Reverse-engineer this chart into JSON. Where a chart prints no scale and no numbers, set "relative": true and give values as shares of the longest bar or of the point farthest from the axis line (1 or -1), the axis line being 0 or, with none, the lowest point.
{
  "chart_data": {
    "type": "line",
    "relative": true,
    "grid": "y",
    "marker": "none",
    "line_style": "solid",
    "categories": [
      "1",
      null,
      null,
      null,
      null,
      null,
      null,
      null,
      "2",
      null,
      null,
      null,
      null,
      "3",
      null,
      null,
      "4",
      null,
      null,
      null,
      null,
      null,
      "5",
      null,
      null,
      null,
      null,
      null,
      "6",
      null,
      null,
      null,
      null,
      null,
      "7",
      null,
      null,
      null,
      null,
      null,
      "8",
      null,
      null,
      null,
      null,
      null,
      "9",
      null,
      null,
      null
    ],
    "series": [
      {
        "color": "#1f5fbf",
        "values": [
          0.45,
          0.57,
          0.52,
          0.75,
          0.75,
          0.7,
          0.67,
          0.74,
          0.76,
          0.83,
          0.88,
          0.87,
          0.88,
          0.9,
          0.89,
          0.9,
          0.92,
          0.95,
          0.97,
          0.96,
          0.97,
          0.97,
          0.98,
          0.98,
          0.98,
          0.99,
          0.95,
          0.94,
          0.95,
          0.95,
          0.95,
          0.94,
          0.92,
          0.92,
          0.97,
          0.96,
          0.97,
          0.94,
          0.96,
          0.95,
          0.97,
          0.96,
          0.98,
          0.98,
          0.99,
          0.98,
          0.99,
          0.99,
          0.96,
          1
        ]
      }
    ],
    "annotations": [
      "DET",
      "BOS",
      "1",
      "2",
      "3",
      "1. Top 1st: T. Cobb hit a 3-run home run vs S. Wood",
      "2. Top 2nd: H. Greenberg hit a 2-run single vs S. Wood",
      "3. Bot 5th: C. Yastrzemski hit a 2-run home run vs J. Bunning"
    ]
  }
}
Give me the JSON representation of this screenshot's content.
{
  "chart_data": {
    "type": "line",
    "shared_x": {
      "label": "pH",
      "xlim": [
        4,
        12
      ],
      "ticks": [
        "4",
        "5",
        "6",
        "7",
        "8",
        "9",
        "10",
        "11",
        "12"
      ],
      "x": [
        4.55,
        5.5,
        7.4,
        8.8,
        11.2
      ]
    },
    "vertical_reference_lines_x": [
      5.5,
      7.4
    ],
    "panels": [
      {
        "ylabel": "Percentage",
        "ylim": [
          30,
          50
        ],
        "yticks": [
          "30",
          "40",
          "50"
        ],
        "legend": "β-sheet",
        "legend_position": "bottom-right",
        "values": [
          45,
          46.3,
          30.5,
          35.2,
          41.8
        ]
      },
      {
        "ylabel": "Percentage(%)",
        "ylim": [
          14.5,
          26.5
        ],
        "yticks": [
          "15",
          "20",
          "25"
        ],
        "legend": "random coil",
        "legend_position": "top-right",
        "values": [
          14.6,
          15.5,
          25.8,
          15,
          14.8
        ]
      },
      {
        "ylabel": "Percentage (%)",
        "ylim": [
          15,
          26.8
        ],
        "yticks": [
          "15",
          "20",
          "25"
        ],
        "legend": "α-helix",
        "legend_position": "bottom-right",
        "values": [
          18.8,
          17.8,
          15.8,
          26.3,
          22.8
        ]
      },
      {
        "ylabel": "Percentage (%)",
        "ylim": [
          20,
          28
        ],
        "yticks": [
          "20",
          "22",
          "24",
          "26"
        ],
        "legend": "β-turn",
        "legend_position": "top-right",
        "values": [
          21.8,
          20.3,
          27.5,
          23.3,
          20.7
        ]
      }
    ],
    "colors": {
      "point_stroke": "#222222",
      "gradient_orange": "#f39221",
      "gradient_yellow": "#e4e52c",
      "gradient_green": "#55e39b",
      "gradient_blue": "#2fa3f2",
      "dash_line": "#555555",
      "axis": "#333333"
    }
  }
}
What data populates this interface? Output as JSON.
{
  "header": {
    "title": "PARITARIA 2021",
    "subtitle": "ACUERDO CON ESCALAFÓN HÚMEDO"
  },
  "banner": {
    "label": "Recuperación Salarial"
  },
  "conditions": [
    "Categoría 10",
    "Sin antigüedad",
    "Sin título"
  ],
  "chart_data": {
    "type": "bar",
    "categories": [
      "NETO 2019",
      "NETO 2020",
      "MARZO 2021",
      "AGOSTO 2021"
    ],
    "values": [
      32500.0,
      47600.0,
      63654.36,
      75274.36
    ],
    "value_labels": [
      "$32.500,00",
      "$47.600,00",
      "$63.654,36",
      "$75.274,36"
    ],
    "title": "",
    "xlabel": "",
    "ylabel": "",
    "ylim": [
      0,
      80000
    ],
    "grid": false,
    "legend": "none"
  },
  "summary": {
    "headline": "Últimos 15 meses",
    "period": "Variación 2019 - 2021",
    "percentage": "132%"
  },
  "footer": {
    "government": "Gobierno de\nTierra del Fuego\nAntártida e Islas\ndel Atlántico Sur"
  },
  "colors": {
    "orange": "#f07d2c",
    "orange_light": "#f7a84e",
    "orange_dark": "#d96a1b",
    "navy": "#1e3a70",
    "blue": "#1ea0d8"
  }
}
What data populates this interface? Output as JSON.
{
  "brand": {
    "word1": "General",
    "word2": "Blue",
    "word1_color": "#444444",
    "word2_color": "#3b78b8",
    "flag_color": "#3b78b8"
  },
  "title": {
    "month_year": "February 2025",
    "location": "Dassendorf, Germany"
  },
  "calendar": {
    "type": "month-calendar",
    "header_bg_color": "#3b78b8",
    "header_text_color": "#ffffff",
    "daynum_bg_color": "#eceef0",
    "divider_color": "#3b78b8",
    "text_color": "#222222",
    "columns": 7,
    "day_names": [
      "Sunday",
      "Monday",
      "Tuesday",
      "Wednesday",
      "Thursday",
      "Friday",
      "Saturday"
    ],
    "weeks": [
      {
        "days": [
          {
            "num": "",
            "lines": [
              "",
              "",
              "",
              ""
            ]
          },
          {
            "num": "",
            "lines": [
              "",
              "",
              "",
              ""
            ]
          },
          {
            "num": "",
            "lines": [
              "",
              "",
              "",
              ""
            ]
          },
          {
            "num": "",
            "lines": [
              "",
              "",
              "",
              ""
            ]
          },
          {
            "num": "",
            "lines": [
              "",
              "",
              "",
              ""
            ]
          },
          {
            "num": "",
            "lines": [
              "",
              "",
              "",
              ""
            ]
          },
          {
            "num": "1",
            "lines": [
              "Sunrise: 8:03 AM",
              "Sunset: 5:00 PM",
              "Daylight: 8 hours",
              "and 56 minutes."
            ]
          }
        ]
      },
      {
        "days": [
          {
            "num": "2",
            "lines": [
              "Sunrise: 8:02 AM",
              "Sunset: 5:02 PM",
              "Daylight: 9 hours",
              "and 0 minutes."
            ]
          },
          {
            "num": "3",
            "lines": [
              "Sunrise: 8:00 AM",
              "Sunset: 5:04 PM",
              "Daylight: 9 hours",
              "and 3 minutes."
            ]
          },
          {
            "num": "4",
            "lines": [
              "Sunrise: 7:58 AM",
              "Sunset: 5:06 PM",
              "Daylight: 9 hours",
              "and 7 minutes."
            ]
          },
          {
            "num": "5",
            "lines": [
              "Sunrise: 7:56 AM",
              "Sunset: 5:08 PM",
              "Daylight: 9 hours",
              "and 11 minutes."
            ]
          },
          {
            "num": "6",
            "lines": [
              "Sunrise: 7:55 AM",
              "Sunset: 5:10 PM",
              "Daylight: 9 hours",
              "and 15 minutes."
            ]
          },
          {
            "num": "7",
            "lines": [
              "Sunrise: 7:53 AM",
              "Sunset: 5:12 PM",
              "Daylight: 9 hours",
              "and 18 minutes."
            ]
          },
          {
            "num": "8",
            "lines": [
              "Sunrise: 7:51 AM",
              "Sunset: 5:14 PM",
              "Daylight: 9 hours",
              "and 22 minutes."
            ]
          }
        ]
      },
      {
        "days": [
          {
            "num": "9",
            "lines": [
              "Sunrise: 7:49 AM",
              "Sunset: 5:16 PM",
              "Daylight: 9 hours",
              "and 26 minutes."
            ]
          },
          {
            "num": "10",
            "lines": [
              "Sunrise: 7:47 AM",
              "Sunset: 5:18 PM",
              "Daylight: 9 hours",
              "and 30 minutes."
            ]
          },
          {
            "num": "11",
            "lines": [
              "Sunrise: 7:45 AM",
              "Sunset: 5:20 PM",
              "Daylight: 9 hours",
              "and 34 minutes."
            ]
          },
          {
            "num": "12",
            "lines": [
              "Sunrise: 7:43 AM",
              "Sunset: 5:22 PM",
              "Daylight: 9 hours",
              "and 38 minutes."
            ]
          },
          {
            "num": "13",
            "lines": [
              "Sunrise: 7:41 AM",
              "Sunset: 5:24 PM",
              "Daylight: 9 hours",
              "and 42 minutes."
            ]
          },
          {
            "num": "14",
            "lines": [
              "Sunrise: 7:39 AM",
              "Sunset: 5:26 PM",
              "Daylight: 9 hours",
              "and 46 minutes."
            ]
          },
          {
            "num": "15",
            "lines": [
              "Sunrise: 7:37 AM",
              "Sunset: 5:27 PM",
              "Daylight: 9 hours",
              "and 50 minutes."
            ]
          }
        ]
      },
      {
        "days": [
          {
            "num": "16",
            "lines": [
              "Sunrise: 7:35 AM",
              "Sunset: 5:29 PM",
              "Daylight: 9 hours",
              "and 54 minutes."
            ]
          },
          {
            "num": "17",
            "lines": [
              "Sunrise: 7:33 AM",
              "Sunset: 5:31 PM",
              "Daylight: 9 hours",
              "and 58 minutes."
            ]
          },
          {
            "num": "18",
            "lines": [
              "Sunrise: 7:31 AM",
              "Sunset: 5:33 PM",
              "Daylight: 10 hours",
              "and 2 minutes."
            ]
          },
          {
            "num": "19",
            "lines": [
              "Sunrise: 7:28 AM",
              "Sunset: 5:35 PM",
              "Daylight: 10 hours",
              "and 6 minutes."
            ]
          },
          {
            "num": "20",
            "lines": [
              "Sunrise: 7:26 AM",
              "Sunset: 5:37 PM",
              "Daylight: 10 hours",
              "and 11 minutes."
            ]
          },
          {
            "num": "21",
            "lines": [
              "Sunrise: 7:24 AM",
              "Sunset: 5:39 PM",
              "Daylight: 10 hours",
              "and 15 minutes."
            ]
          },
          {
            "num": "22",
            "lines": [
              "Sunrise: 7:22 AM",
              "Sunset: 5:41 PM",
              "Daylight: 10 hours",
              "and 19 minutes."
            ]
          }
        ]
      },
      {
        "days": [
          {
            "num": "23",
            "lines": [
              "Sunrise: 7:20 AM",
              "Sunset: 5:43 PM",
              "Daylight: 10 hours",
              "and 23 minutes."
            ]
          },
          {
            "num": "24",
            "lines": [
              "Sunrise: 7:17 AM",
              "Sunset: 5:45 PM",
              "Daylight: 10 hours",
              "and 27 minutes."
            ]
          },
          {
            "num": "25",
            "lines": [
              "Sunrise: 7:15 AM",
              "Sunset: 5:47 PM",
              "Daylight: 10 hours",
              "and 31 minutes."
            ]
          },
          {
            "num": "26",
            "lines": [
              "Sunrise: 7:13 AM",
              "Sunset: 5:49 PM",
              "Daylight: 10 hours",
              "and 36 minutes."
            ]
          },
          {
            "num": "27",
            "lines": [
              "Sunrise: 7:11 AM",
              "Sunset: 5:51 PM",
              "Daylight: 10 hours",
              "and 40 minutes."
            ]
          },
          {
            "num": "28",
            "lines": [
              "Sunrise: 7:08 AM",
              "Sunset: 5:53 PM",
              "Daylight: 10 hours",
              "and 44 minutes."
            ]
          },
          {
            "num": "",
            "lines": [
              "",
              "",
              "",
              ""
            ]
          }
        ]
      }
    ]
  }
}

=-=-=

- Given exercise
State how many lines of the material contain the string "none", with no other words.

- Written answer
3